*EXTRAIT DU TEXTE:*
#####
Anne Hidalgo et Edouard Philippe dressent leurs priorités pour l’Axe Seine

Une semaine après être intervenus sur le sujet du développement de l’Axe Seine lors du LH Forum au Havre, Anne Hidalgo, maire de Paris, et Edouard Philippe, maire du Havre, se sont retrouvés le 29 septembre 2020 au Sommet du Grand Paris, organisé par La Tribune, pour prolonger leurs échanges et rappeler leurs attentes.

Alors qu’une réforme institutionnelle se profile pour le Grand Paris, l’élue parisienne a plaidé pour un modèle peu évoqué jusqu’ici : « S’il y a une réforme territoriale à faire dans ce pays, ce serait de créer une région capitale jusqu’à la mer. » Avant d’ajouter que cette organisation administrative « permettrait vraiment de [se] projeter dans cette idée qu’un jour ce grand territoire puisse être mieux géré, coordonné ».

Anne Hidalgo et Edouard Philippe interrogés par Philippe Mabille, directeur de la rédaction de La Tribune. © DR

Pour son homologue havrais, « il faut voir grand ». La fusion des ports de Paris, de Rouen et du Havre, déjà très « compliquée » – alors qu’il s’agit de trois établissements d’Etat – ne constitue qu’une première étape. « Une fois que l’on a fait ça, on n’a pas encore fait grand chose. Si on s’arrête là, on rate le coup d’après », a-t-il estimé. Il faut, selon lui, implanter des bases logistiques et industrielles le long de la Seine coordonnées avec le portuaire et « imaginer des éléments de fiscalité qui puissent donner un avantage compétitif à un espace en compétition avec Rotterdam, Anvers et des voisins étrangers ». Plus généralement, il a souligné l’importance « d’avoir une masse critique d’élus et de responsables économiques qui sont acquis à la cause ».
#####
*DONNÉES AFFICHÉES:*
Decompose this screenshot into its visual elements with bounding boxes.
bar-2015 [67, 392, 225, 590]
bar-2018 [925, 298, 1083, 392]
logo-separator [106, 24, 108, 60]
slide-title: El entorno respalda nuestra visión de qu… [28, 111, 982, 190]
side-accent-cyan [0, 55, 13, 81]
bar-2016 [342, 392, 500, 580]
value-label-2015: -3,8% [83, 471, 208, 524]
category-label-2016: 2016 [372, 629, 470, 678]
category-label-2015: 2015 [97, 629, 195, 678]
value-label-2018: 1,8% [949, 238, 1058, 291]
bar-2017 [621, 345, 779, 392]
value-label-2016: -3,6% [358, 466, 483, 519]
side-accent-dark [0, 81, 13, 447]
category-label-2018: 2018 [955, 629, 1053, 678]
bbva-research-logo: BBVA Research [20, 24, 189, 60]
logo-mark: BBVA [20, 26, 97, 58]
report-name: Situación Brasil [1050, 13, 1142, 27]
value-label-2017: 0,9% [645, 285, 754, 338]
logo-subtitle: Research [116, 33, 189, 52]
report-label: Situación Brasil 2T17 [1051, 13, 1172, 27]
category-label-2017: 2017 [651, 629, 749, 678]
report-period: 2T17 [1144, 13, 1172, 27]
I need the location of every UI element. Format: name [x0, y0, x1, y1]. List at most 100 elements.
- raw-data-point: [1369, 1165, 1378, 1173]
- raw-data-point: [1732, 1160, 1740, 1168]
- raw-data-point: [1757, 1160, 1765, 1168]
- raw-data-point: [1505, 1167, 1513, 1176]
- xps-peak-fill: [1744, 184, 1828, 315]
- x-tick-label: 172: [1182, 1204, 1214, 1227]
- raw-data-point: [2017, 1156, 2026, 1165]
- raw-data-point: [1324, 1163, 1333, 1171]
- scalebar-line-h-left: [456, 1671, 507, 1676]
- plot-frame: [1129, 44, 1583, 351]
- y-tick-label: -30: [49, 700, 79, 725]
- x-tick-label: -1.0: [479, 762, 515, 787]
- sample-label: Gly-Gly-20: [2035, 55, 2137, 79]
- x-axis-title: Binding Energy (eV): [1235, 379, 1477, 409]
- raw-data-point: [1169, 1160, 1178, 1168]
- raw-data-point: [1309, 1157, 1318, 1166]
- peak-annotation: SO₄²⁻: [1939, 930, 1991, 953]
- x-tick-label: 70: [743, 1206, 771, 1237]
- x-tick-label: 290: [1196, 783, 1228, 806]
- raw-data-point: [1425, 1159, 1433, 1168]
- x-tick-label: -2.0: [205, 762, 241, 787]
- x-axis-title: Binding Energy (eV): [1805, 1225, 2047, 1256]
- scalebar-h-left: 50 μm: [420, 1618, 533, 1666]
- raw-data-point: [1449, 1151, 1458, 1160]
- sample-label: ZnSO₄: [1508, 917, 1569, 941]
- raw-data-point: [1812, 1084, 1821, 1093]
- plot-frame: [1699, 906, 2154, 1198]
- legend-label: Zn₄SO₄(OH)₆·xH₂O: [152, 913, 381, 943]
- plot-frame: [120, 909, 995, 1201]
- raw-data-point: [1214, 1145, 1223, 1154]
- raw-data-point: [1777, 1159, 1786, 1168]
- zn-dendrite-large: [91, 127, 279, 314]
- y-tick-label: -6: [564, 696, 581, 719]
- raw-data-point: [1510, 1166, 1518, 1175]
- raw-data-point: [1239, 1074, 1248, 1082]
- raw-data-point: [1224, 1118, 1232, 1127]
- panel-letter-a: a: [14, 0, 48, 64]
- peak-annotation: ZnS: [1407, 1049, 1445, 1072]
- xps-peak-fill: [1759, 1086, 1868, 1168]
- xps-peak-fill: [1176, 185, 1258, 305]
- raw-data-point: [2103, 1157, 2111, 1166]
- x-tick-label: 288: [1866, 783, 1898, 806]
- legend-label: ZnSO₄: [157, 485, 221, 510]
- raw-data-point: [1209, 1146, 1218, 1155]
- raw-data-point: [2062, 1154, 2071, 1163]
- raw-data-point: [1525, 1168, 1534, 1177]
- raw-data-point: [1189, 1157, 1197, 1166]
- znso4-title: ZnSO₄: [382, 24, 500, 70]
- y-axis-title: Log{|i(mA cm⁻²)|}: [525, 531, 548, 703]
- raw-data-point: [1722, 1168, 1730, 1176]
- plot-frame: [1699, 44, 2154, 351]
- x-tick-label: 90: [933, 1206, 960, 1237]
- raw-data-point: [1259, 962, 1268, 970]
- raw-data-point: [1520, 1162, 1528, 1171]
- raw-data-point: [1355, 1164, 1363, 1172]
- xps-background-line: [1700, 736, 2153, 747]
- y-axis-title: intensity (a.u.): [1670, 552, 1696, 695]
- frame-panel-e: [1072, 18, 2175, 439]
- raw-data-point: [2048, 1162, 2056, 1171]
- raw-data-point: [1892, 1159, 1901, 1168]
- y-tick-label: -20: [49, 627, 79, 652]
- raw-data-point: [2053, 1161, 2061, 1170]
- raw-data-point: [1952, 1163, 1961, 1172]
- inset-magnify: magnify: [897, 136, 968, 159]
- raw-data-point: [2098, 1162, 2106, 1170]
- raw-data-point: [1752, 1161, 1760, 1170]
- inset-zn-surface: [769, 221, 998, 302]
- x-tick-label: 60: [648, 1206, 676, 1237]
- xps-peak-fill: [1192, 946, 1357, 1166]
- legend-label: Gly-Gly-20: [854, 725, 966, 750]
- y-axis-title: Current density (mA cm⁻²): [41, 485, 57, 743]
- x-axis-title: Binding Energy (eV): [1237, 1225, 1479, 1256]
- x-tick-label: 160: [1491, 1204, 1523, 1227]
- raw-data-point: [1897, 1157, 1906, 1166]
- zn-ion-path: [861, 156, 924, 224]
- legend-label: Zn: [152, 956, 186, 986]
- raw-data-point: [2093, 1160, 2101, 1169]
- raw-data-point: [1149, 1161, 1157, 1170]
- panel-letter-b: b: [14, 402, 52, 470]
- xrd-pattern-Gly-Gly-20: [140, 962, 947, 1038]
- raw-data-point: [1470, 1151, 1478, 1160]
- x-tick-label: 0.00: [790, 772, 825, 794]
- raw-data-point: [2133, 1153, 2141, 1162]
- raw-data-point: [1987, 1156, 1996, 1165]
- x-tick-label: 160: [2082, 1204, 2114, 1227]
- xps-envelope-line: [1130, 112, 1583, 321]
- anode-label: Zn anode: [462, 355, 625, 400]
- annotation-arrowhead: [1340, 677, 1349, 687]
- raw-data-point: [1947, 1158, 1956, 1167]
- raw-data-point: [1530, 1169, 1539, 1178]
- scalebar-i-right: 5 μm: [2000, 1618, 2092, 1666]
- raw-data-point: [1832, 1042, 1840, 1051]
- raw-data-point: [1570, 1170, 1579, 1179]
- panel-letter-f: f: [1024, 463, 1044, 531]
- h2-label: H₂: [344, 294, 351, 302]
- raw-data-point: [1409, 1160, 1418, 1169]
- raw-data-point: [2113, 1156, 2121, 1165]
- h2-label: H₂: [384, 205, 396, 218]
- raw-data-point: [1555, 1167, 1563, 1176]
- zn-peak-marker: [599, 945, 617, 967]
#####
*CONSIGNES:*
1. Dans l'article sur l'Axe Seine, à quelle date Anne Hidalgo et Edouard Philippe se sont-ils retrouvés au Sommet du Grand Paris ?
2. Les affirmations suivantes sont-elles conformes à l'article sur l'Axe Seine ? Pour chacune, répondez par oui ou par non et citez les mots décisifs de l'article.
(a) Le Sommet du Grand Paris était organisé par La Tribune.
(b) Pour Edouard Philippe, la fusion des ports de Paris, de Rouen et du Havre suffit.
(c) Anne Hidalgo plaide pour la création d'une région capitale s'étendant jusqu'à la mer.
3. Poursuivez l'article sur l'Axe Seine à la suite de sa dernière phrase.

*RÉPONSES PAR CONSIGNE:*
1. Le 29 septembre 2020.

2.
(a) Oui : « au Sommet du Grand Paris, organisé par La Tribune ».
(b) Non : « ne constitue qu’une première étape ».
(c) Oui : « ce serait de créer une région capitale jusqu’à la mer ».

3.
« Importance de capter les flux maritimes »

L’urgence reste toutefois, d’après Edouard Philippe, de développer le fret ferroviaire, secteur aujourd’hui « assez largement désastreux ». Et de rappeler que trois millions de conteneurs passent au Havre chaque année et que 85 % sont acheminés par camion. Un enjeu de compétitivité pour l’ancien Premier ministre, tout comme l’importance de capter les flux maritimes pour mettre en place une véritable politique industrielle. « Ce n’est pas un enjeu local mais un enjeu national », a-t-il souligné.

« Il faut vraiment que Paris soit beaucoup plus rapprochée, raccrochée à la mer pour avoir un débouché maritime et ainsi avoir la qualification de grande métropole mondiale », a affirmé Anne Hidalgo. Etre près de la mer serait aussi « un beau symbole » pour le futur siège d’Haropa, a-t-elle glissé.